> _Given data_:
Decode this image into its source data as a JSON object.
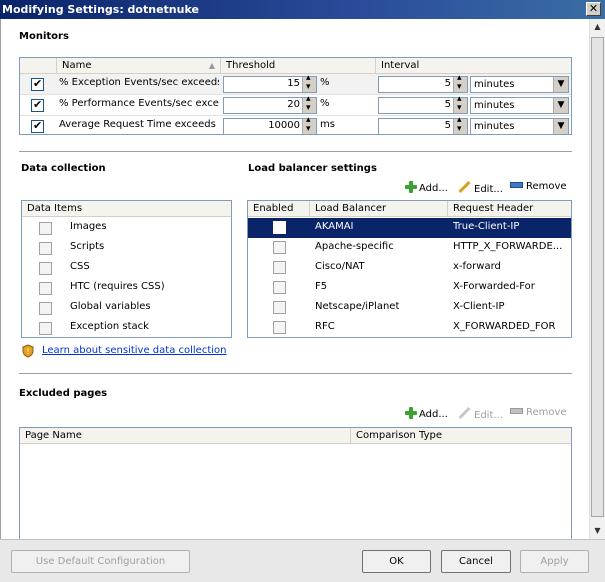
{
  "window": {
    "title": "Modifying Settings: dotnetnuke",
    "close_glyph": "✕"
  },
  "monitors": {
    "title": "Monitors",
    "columns": [
      "Name",
      "Threshold",
      "Interval"
    ],
    "rows": [
      {
        "checked": true,
        "name": "% Exception Events/sec exceeds ...",
        "threshold": "15",
        "unit": "%",
        "interval": "5",
        "interval_unit": "minutes"
      },
      {
        "checked": true,
        "name": "% Performance Events/sec excee...",
        "threshold": "20",
        "unit": "%",
        "interval": "5",
        "interval_unit": "minutes"
      },
      {
        "checked": true,
        "name": "Average Request Time exceeds t...",
        "threshold": "10000",
        "unit": "ms",
        "interval": "5",
        "interval_unit": "minutes"
      }
    ]
  },
  "data_collection": {
    "title": "Data collection",
    "header": "Data Items",
    "items": [
      "Images",
      "Scripts",
      "CSS",
      "HTC (requires CSS)",
      "Global variables",
      "Exception stack"
    ],
    "learn_link": "Learn about sensitive data collection"
  },
  "load_balancer": {
    "title": "Load balancer settings",
    "toolbar": {
      "add": "Add...",
      "edit": "Edit...",
      "remove": "Remove"
    },
    "columns": [
      "Enabled",
      "Load Balancer",
      "Request Header"
    ],
    "rows": [
      {
        "name": "AKAMAI",
        "header": "True-Client-IP",
        "selected": true
      },
      {
        "name": "Apache-specific",
        "header": "HTTP_X_FORWARDE..."
      },
      {
        "name": "Cisco/NAT",
        "header": "x-forward"
      },
      {
        "name": "F5",
        "header": "X-Forwarded-For"
      },
      {
        "name": "Netscape/iPlanet",
        "header": "X-Client-IP"
      },
      {
        "name": "RFC",
        "header": "X_FORWARDED_FOR"
      }
    ]
  },
  "excluded_pages": {
    "title": "Excluded pages",
    "toolbar": {
      "add": "Add...",
      "edit": "Edit...",
      "remove": "Remove"
    },
    "columns": [
      "Page Name",
      "Comparison Type"
    ]
  },
  "buttons": {
    "default": "Use Default Configuration",
    "ok": "OK",
    "cancel": "Cancel",
    "apply": "Apply"
  },
  "colors": {
    "titlebar": "#0a246a",
    "selection": "#0a246a",
    "link": "#0033cc"
  }
}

> _Prompt_: Copy out each line of the data containing the string "Exception".

> _Output of the exercise_:
        "name": "% Exception Events/sec exceeds ...",
      "Exception stack"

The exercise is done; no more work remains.